## GOAL
Quote verbatim the stretch of the records from the line containing "76, 36, 90]" through the end of the records, both ends included.

** Begin WORKING DATA **

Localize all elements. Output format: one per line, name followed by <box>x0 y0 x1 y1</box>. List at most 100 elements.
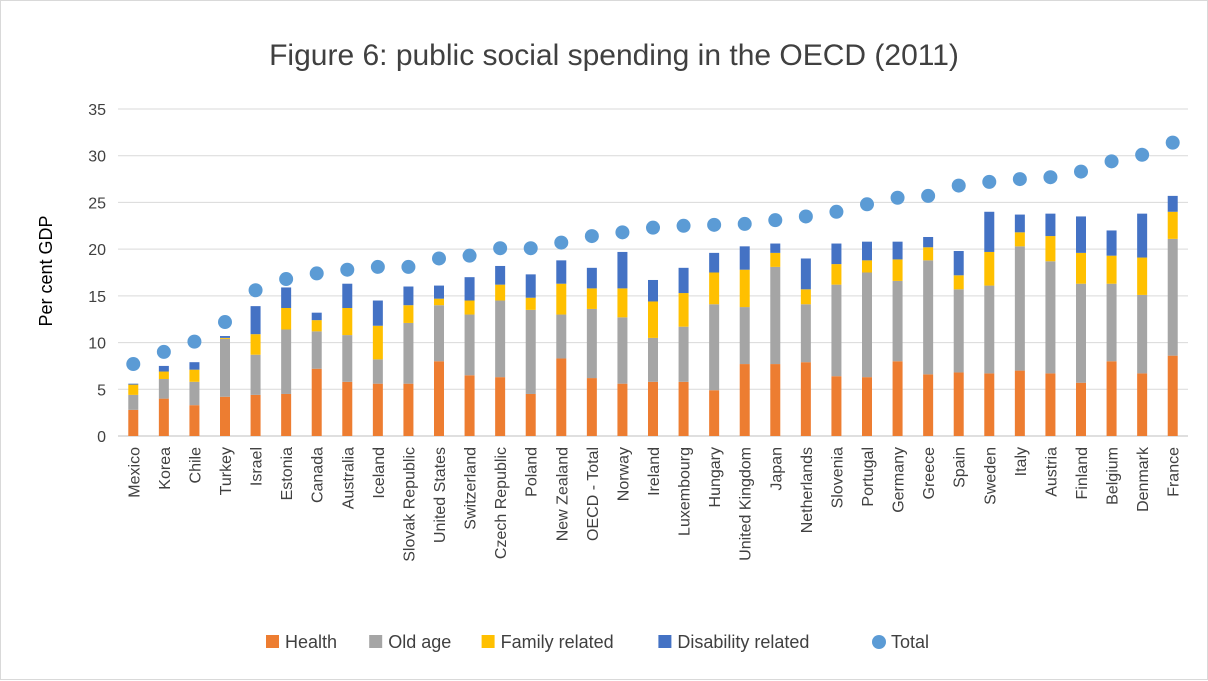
category-label: Iceland <box>371 447 388 499</box>
total-marker <box>370 259 385 274</box>
bar-old-age <box>342 335 353 382</box>
bar-family-related <box>648 301 658 338</box>
bar-family-related <box>342 308 353 336</box>
bar-disability-related <box>739 246 750 270</box>
bar-family-related <box>800 289 811 305</box>
bar-health <box>372 383 383 436</box>
bar-disability-related <box>1076 216 1086 253</box>
legend-label: Disability related <box>677 632 809 652</box>
bar-disability-related <box>464 277 475 301</box>
category-label: Austria <box>1043 447 1060 497</box>
bar-disability-related <box>800 258 811 290</box>
bar-family-related <box>678 293 689 327</box>
bar-family-related <box>403 305 414 323</box>
legend-label: Health <box>285 632 337 652</box>
bar-disability-related <box>953 251 964 276</box>
category-label: Greece <box>921 447 938 500</box>
bar-old-age <box>953 289 964 373</box>
category-label: United States <box>432 447 449 543</box>
chart-title: Figure 6: public social spending in the … <box>269 39 959 72</box>
total-marker <box>584 229 599 244</box>
category-label: Poland <box>524 447 541 497</box>
legend-marker-total <box>872 635 886 649</box>
category-label: Switzerland <box>463 447 480 530</box>
bar-family-related <box>1167 211 1178 239</box>
bar-old-age <box>1014 246 1025 371</box>
bar-family-related <box>434 298 444 306</box>
bar-old-age <box>984 285 995 374</box>
bar-health <box>128 409 139 436</box>
bar-family-related <box>770 252 781 267</box>
bar-health <box>281 393 292 436</box>
bar-disability-related <box>709 252 720 273</box>
total-marker <box>737 216 752 231</box>
bar-old-age <box>1106 283 1117 362</box>
bar-family-related <box>556 283 567 315</box>
bar-disability-related <box>189 362 200 370</box>
bar-disability-related <box>342 283 353 309</box>
total-marker <box>340 262 355 277</box>
bar-disability-related <box>586 267 597 289</box>
total-marker <box>798 209 813 224</box>
category-label: Australia <box>340 447 357 509</box>
total-marker <box>676 218 691 233</box>
bar-health <box>1137 373 1148 436</box>
y-tick-label: 15 <box>88 289 106 306</box>
total-marker <box>982 174 997 189</box>
total-marker <box>829 204 844 219</box>
category-label: Japan <box>768 447 785 491</box>
bar-family-related <box>220 337 230 339</box>
bar-disability-related <box>1014 214 1025 233</box>
category-label: Spain <box>952 447 969 488</box>
category-label: Denmark <box>1135 446 1152 512</box>
bar-disability-related <box>556 260 567 284</box>
bar-old-age <box>862 272 872 378</box>
bar-disability-related <box>1167 195 1178 212</box>
bar-old-age <box>495 300 506 378</box>
bar-health <box>800 362 811 436</box>
category-label: Turkey <box>218 447 235 495</box>
bar-health <box>862 377 872 436</box>
bar-health <box>648 381 658 436</box>
total-marker <box>523 241 538 256</box>
bar-old-age <box>281 329 292 394</box>
legend-label: Total <box>891 632 929 652</box>
bar-disability-related <box>372 300 383 326</box>
category-label: Slovak Republic <box>401 447 418 562</box>
bar-health <box>1045 373 1056 436</box>
bar-health <box>311 368 322 436</box>
bar-family-related <box>1137 257 1148 295</box>
bar-old-age <box>128 394 139 410</box>
bar-disability-related <box>831 243 842 265</box>
category-label: Norway <box>615 447 632 501</box>
total-marker <box>707 217 722 232</box>
category-label: Finland <box>1074 447 1091 499</box>
bar-old-age <box>892 280 903 362</box>
bar-disability-related <box>984 211 995 252</box>
bar-old-age <box>311 331 322 369</box>
bar-family-related <box>464 300 475 315</box>
bar-family-related <box>862 260 872 273</box>
bar-old-age <box>525 309 536 394</box>
bar-family-related <box>281 308 292 330</box>
bar-health <box>678 381 689 436</box>
bar-health <box>739 364 750 436</box>
category-label: Portugal <box>860 447 877 507</box>
bar-disability-related <box>128 383 139 385</box>
bar-health <box>464 375 475 436</box>
bar-old-age <box>464 314 475 376</box>
bar-health <box>617 383 628 436</box>
bar-disability-related <box>770 243 781 253</box>
category-label: New Zealand <box>554 447 571 541</box>
category-label: Sweden <box>982 447 999 505</box>
bar-family-related <box>831 264 842 285</box>
bar-old-age <box>617 317 628 384</box>
category-label: Germany <box>891 447 908 513</box>
y-tick-label: 25 <box>88 195 106 212</box>
bar-disability-related <box>678 267 689 294</box>
bar-health <box>250 394 261 436</box>
bar-disability-related <box>1137 213 1148 258</box>
total-marker <box>554 235 569 250</box>
total-marker <box>309 266 324 281</box>
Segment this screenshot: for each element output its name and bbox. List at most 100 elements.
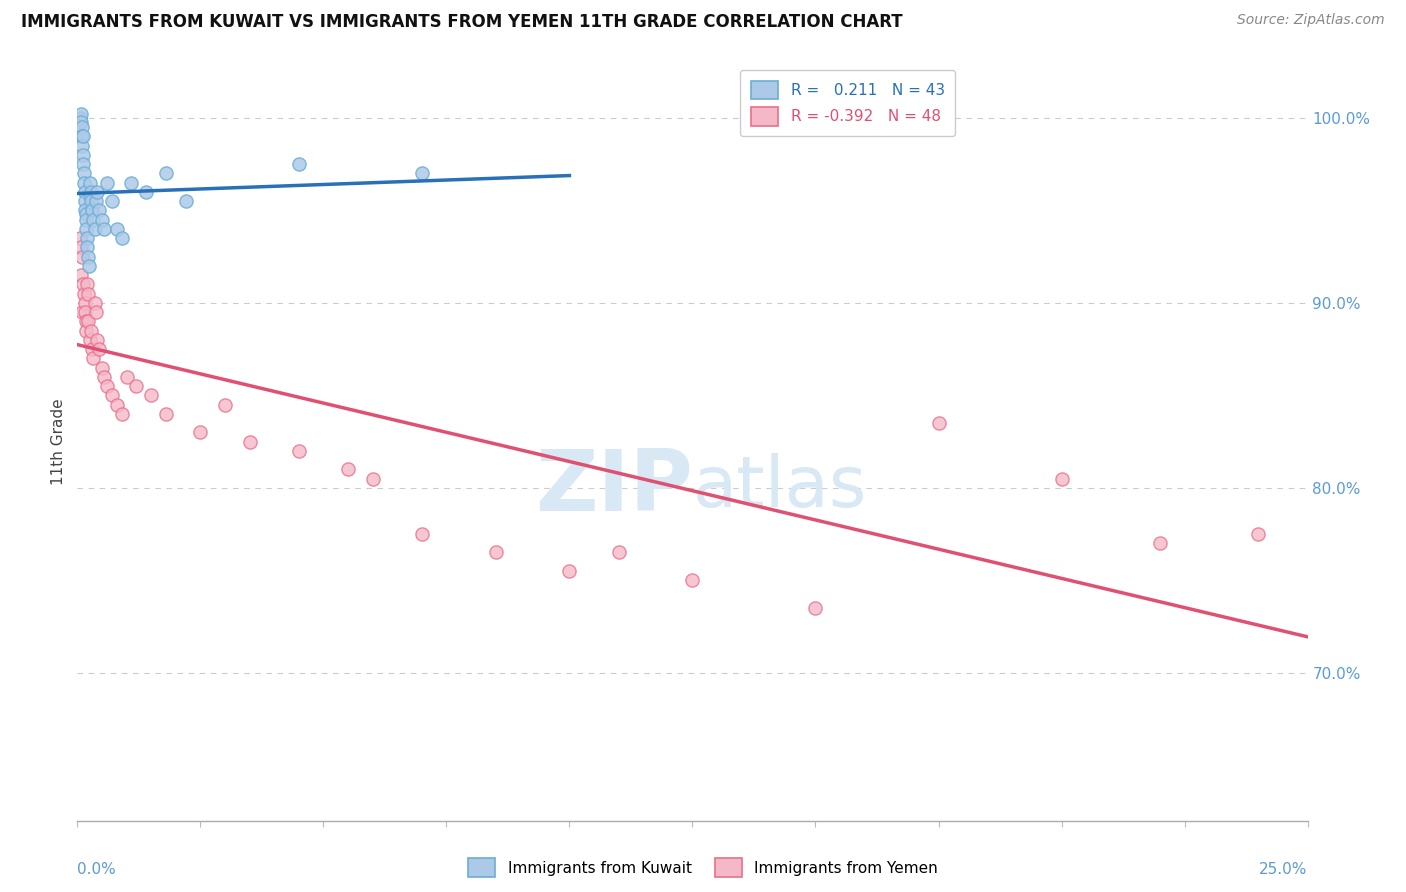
Point	[86, 185, 108, 199]
Point	[73, 185, 96, 199]
Point	[411, 527, 433, 541]
Point	[82, 203, 104, 218]
Point	[607, 545, 630, 559]
Point	[804, 601, 827, 615]
Point	[928, 416, 950, 430]
Point	[84, 305, 107, 319]
Point	[70, 250, 93, 264]
Point	[80, 194, 103, 208]
Point	[80, 324, 103, 338]
Point	[1149, 536, 1171, 550]
Point	[79, 188, 101, 202]
Point	[72, 157, 94, 171]
Point	[77, 250, 100, 264]
Y-axis label: 11th Grade: 11th Grade	[51, 398, 66, 485]
Point	[155, 166, 177, 180]
Point	[90, 360, 114, 375]
Point	[72, 129, 94, 144]
Point	[82, 351, 104, 366]
Point	[73, 286, 96, 301]
Point	[75, 207, 97, 221]
Point	[73, 296, 96, 310]
Point	[82, 212, 104, 227]
Point	[79, 333, 101, 347]
Point	[75, 212, 97, 227]
Point	[174, 194, 197, 208]
Point	[558, 564, 581, 578]
Point	[411, 166, 433, 180]
Point	[70, 120, 93, 135]
Point	[73, 194, 96, 208]
Point	[361, 471, 384, 485]
Point	[69, 111, 91, 125]
Point	[682, 573, 704, 587]
Point	[70, 138, 93, 153]
Point	[73, 305, 96, 319]
Point	[76, 231, 98, 245]
Point	[125, 379, 148, 393]
Point	[75, 222, 97, 236]
Point	[111, 231, 132, 245]
Point	[70, 268, 93, 282]
Point	[70, 114, 93, 128]
Point	[101, 388, 124, 402]
Point	[86, 333, 108, 347]
Point	[89, 203, 111, 218]
Point	[111, 407, 132, 421]
Point	[485, 545, 508, 559]
Point	[70, 305, 93, 319]
Point	[76, 277, 98, 292]
Text: ZIP: ZIP	[534, 445, 693, 529]
Point	[75, 324, 97, 338]
Point	[76, 240, 98, 254]
Text: 0.0%: 0.0%	[77, 863, 117, 878]
Point	[72, 148, 94, 162]
Point	[188, 425, 212, 440]
Point	[75, 203, 97, 218]
Point	[83, 296, 105, 310]
Point	[155, 407, 177, 421]
Point	[72, 277, 94, 292]
Point	[1050, 471, 1073, 485]
Point	[93, 222, 115, 236]
Point	[75, 314, 97, 328]
Point	[214, 398, 236, 412]
Text: IMMIGRANTS FROM KUWAIT VS IMMIGRANTS FROM YEMEN 11TH GRADE CORRELATION CHART: IMMIGRANTS FROM KUWAIT VS IMMIGRANTS FRO…	[21, 13, 903, 31]
Point	[69, 231, 91, 245]
Point	[69, 240, 91, 254]
Point	[77, 259, 100, 273]
Point	[121, 176, 143, 190]
Point	[79, 185, 101, 199]
Point	[239, 434, 262, 449]
Point	[96, 379, 118, 393]
Point	[135, 185, 157, 199]
Legend: R =   0.211   N = 43, R = -0.392   N = 48: R = 0.211 N = 43, R = -0.392 N = 48	[740, 70, 956, 136]
Point	[141, 388, 163, 402]
Point	[96, 176, 118, 190]
Legend: Immigrants from Kuwait, Immigrants from Yemen: Immigrants from Kuwait, Immigrants from …	[461, 852, 945, 883]
Point	[73, 176, 96, 190]
Text: Source: ZipAtlas.com: Source: ZipAtlas.com	[1237, 13, 1385, 28]
Text: atlas: atlas	[693, 452, 868, 522]
Point	[1247, 527, 1270, 541]
Point	[79, 176, 101, 190]
Point	[69, 107, 91, 121]
Text: 25.0%: 25.0%	[1260, 863, 1308, 878]
Point	[105, 398, 128, 412]
Point	[73, 166, 96, 180]
Point	[70, 129, 93, 144]
Point	[288, 157, 311, 171]
Point	[115, 369, 138, 384]
Point	[82, 342, 104, 356]
Point	[84, 194, 107, 208]
Point	[288, 443, 311, 458]
Point	[101, 194, 124, 208]
Point	[77, 314, 100, 328]
Point	[89, 342, 111, 356]
Point	[337, 462, 360, 476]
Point	[90, 212, 114, 227]
Point	[105, 222, 128, 236]
Point	[83, 222, 105, 236]
Point	[77, 286, 100, 301]
Point	[93, 369, 115, 384]
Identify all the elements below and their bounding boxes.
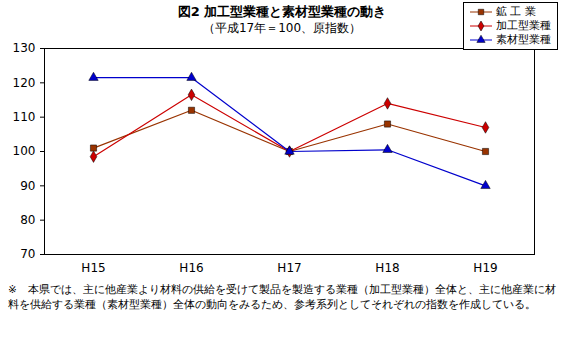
svg-text:120: 120	[13, 76, 36, 90]
html-text:※ 本県では、主に他産業より材料の供給を受けて製品を製造する: ※ 本県では、主に他産業より材料の供給を受けて製品を製造する業種（加工型業種）全…	[8, 283, 556, 310]
svg-text:110: 110	[13, 110, 36, 124]
html-text:図2 加工型業種と素材型業種の動き: 図2 加工型業種と素材型業種の動き	[177, 4, 387, 19]
svg-text:80: 80	[20, 213, 35, 227]
html-text:加工型業種: 加工型業種	[496, 19, 551, 32]
svg-text:H18: H18	[375, 261, 399, 275]
svg-text:H16: H16	[179, 261, 203, 275]
svg-text:70: 70	[20, 247, 35, 261]
svg-text:H19: H19	[473, 261, 497, 275]
svg-text:130: 130	[13, 41, 36, 55]
svg-text:100: 100	[13, 144, 36, 158]
html-text:（平成17年＝100、原指数）: （平成17年＝100、原指数）	[202, 21, 362, 35]
svg-text:H15: H15	[81, 261, 105, 275]
html-text:鉱 工 業: 鉱 工 業	[496, 5, 536, 18]
html-text:素材型業種: 素材型業種	[496, 33, 551, 46]
svg-text:90: 90	[20, 179, 35, 193]
svg-text:H17: H17	[277, 261, 301, 275]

** End WORKING DATA **

## FULL OUTPUT
svg-text:120: 120	[13, 76, 36, 90]
html-text:※ 本県では、主に他産業より材料の供給を受けて製品を製造する: ※ 本県では、主に他産業より材料の供給を受けて製品を製造する業種（加工型業種）全…	[8, 283, 556, 310]
svg-text:110: 110	[13, 110, 36, 124]
html-text:図2 加工型業種と素材型業種の動き: 図2 加工型業種と素材型業種の動き	[177, 4, 387, 19]
svg-text:80: 80	[20, 213, 35, 227]
html-text:加工型業種: 加工型業種	[496, 19, 551, 32]
svg-text:H18: H18	[375, 261, 399, 275]
svg-text:H16: H16	[179, 261, 203, 275]
svg-text:70: 70	[20, 247, 35, 261]
svg-text:H19: H19	[473, 261, 497, 275]
svg-text:130: 130	[13, 41, 36, 55]
svg-text:100: 100	[13, 144, 36, 158]
html-text:（平成17年＝100、原指数）: （平成17年＝100、原指数）	[202, 21, 362, 35]
svg-text:H15: H15	[81, 261, 105, 275]
html-text:鉱 工 業: 鉱 工 業	[496, 5, 536, 18]
html-text:素材型業種: 素材型業種	[496, 33, 551, 46]
svg-text:90: 90	[20, 179, 35, 193]
svg-text:H17: H17	[277, 261, 301, 275]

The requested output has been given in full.